* _Data provided_:

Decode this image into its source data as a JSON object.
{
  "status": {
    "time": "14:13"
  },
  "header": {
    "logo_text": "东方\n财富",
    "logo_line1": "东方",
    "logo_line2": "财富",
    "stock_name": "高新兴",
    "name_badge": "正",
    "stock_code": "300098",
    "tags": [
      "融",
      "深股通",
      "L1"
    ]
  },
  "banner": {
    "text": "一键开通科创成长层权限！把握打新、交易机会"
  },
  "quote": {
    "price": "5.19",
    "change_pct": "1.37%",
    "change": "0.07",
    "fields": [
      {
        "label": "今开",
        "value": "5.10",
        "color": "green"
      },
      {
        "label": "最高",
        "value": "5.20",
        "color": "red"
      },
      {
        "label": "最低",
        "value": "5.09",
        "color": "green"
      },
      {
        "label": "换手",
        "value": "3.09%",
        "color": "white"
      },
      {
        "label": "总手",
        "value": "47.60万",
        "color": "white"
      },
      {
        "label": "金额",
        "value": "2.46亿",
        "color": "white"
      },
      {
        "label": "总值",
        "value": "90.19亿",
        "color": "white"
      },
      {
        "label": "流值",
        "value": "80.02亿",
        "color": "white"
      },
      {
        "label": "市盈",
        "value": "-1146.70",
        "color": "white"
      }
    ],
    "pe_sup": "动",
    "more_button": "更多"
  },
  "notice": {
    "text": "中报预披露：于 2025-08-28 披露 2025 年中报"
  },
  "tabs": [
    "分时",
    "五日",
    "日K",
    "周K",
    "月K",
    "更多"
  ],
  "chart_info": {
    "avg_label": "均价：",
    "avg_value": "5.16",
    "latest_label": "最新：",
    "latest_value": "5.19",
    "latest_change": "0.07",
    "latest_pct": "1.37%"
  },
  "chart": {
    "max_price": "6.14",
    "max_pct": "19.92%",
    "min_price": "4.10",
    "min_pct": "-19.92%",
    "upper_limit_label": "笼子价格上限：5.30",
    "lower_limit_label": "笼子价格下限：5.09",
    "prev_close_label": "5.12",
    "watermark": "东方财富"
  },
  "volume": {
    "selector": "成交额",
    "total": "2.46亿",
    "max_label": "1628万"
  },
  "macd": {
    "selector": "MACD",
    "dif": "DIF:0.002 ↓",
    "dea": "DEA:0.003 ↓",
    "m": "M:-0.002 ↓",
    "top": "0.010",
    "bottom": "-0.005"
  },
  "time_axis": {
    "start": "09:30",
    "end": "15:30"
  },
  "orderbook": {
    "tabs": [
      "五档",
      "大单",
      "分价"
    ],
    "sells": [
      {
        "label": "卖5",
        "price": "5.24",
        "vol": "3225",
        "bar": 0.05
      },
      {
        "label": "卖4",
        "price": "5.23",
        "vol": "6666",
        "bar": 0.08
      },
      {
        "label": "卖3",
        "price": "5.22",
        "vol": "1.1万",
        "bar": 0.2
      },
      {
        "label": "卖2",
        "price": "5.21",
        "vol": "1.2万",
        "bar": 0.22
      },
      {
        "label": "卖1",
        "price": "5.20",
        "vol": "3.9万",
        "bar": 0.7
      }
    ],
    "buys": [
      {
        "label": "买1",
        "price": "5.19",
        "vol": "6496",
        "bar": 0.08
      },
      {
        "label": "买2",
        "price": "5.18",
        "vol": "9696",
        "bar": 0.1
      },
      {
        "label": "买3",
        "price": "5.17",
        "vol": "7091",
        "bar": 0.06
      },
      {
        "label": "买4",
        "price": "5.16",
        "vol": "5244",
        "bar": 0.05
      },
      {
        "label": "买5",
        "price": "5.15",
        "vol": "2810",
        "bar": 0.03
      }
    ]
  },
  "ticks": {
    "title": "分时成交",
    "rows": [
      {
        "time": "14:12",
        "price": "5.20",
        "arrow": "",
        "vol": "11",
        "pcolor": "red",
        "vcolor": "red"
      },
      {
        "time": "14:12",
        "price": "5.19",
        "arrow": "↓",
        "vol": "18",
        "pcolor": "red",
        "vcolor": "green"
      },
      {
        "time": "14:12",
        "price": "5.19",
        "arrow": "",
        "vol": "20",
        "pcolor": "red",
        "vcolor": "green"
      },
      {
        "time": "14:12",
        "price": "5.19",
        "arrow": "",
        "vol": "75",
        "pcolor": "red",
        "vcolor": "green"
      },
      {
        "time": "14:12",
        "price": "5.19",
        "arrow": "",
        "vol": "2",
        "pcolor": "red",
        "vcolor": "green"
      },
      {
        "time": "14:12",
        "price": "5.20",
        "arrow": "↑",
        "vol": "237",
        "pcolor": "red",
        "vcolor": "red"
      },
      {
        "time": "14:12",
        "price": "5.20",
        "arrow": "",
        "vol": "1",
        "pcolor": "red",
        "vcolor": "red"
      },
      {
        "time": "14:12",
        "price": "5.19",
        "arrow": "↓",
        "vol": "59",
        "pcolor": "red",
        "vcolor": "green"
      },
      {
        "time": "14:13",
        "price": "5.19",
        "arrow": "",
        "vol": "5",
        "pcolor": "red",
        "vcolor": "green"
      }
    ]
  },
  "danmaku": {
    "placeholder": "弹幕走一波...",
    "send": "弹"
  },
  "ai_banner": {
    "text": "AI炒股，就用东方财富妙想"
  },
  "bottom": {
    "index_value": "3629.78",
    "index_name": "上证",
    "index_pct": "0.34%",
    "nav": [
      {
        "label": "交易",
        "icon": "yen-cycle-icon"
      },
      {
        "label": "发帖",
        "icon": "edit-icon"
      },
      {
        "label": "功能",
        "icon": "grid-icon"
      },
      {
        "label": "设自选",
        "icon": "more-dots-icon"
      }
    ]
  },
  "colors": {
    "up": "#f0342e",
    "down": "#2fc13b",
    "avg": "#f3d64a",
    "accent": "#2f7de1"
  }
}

* _Given instruction_: Copy all the records above precisely.

* _Reply_:
Decode this image into its source data as a JSON object.
{
  "status": {
    "time": "14:13"
  },
  "header": {
    "logo_text": "东方\n财富",
    "logo_line1": "东方",
    "logo_line2": "财富",
    "stock_name": "高新兴",
    "name_badge": "正",
    "stock_code": "300098",
    "tags": [
      "融",
      "深股通",
      "L1"
    ]
  },
  "banner": {
    "text": "一键开通科创成长层权限！把握打新、交易机会"
  },
  "quote": {
    "price": "5.19",
    "change_pct": "1.37%",
    "change": "0.07",
    "fields": [
      {
        "label": "今开",
        "value": "5.10",
        "color": "green"
      },
      {
        "label": "最高",
        "value": "5.20",
        "color": "red"
      },
      {
        "label": "最低",
        "value": "5.09",
        "color": "green"
      },
      {
        "label": "换手",
        "value": "3.09%",
        "color": "white"
      },
      {
        "label": "总手",
        "value": "47.60万",
        "color": "white"
      },
      {
        "label": "金额",
        "value": "2.46亿",
        "color": "white"
      },
      {
        "label": "总值",
        "value": "90.19亿",
        "color": "white"
      },
      {
        "label": "流值",
        "value": "80.02亿",
        "color": "white"
      },
      {
        "label": "市盈",
        "value": "-1146.70",
        "color": "white"
      }
    ],
    "pe_sup": "动",
    "more_button": "更多"
  },
  "notice": {
    "text": "中报预披露：于 2025-08-28 披露 2025 年中报"
  },
  "tabs": [
    "分时",
    "五日",
    "日K",
    "周K",
    "月K",
    "更多"
  ],
  "chart_info": {
    "avg_label": "均价：",
    "avg_value": "5.16",
    "latest_label": "最新：",
    "latest_value": "5.19",
    "latest_change": "0.07",
    "latest_pct": "1.37%"
  },
  "chart": {
    "max_price": "6.14",
    "max_pct": "19.92%",
    "min_price": "4.10",
    "min_pct": "-19.92%",
    "upper_limit_label": "笼子价格上限：5.30",
    "lower_limit_label": "笼子价格下限：5.09",
    "prev_close_label": "5.12",
    "watermark": "东方财富"
  },
  "volume": {
    "selector": "成交额",
    "total": "2.46亿",
    "max_label": "1628万"
  },
  "macd": {
    "selector": "MACD",
    "dif": "DIF:0.002 ↓",
    "dea": "DEA:0.003 ↓",
    "m": "M:-0.002 ↓",
    "top": "0.010",
    "bottom": "-0.005"
  },
  "time_axis": {
    "start": "09:30",
    "end": "15:30"
  },
  "orderbook": {
    "tabs": [
      "五档",
      "大单",
      "分价"
    ],
    "sells": [
      {
        "label": "卖5",
        "price": "5.24",
        "vol": "3225",
        "bar": 0.05
      },
      {
        "label": "卖4",
        "price": "5.23",
        "vol": "6666",
        "bar": 0.08
      },
      {
        "label": "卖3",
        "price": "5.22",
        "vol": "1.1万",
        "bar": 0.2
      },
      {
        "label": "卖2",
        "price": "5.21",
        "vol": "1.2万",
        "bar": 0.22
      },
      {
        "label": "卖1",
        "price": "5.20",
        "vol": "3.9万",
        "bar": 0.7
      }
    ],
    "buys": [
      {
        "label": "买1",
        "price": "5.19",
        "vol": "6496",
        "bar": 0.08
      },
      {
        "label": "买2",
        "price": "5.18",
        "vol": "9696",
        "bar": 0.1
      },
      {
        "label": "买3",
        "price": "5.17",
        "vol": "7091",
        "bar": 0.06
      },
      {
        "label": "买4",
        "price": "5.16",
        "vol": "5244",
        "bar": 0.05
      },
      {
        "label": "买5",
        "price": "5.15",
        "vol": "2810",
        "bar": 0.03
      }
    ]
  },
  "ticks": {
    "title": "分时成交",
    "rows": [
      {
        "time": "14:12",
        "price": "5.20",
        "arrow": "",
        "vol": "11",
        "pcolor": "red",
        "vcolor": "red"
      },
      {
        "time": "14:12",
        "price": "5.19",
        "arrow": "↓",
        "vol": "18",
        "pcolor": "red",
        "vcolor": "green"
      },
      {
        "time": "14:12",
        "price": "5.19",
        "arrow": "",
        "vol": "20",
        "pcolor": "red",
        "vcolor": "green"
      },
      {
        "time": "14:12",
        "price": "5.19",
        "arrow": "",
        "vol": "75",
        "pcolor": "red",
        "vcolor": "green"
      },
      {
        "time": "14:12",
        "price": "5.19",
        "arrow": "",
        "vol": "2",
        "pcolor": "red",
        "vcolor": "green"
      },
      {
        "time": "14:12",
        "price": "5.20",
        "arrow": "↑",
        "vol": "237",
        "pcolor": "red",
        "vcolor": "red"
      },
      {
        "time": "14:12",
        "price": "5.20",
        "arrow": "",
        "vol": "1",
        "pcolor": "red",
        "vcolor": "red"
      },
      {
        "time": "14:12",
        "price": "5.19",
        "arrow": "↓",
        "vol": "59",
        "pcolor": "red",
        "vcolor": "green"
      },
      {
        "time": "14:13",
        "price": "5.19",
        "arrow": "",
        "vol": "5",
        "pcolor": "red",
        "vcolor": "green"
      }
    ]
  },
  "danmaku": {
    "placeholder": "弹幕走一波...",
    "send": "弹"
  },
  "ai_banner": {
    "text": "AI炒股，就用东方财富妙想"
  },
  "bottom": {
    "index_value": "3629.78",
    "index_name": "上证",
    "index_pct": "0.34%",
    "nav": [
      {
        "label": "交易",
        "icon": "yen-cycle-icon"
      },
      {
        "label": "发帖",
        "icon": "edit-icon"
      },
      {
        "label": "功能",
        "icon": "grid-icon"
      },
      {
        "label": "设自选",
        "icon": "more-dots-icon"
      }
    ]
  },
  "colors": {
    "up": "#f0342e",
    "down": "#2fc13b",
    "avg": "#f3d64a",
    "accent": "#2f7de1"
  }
}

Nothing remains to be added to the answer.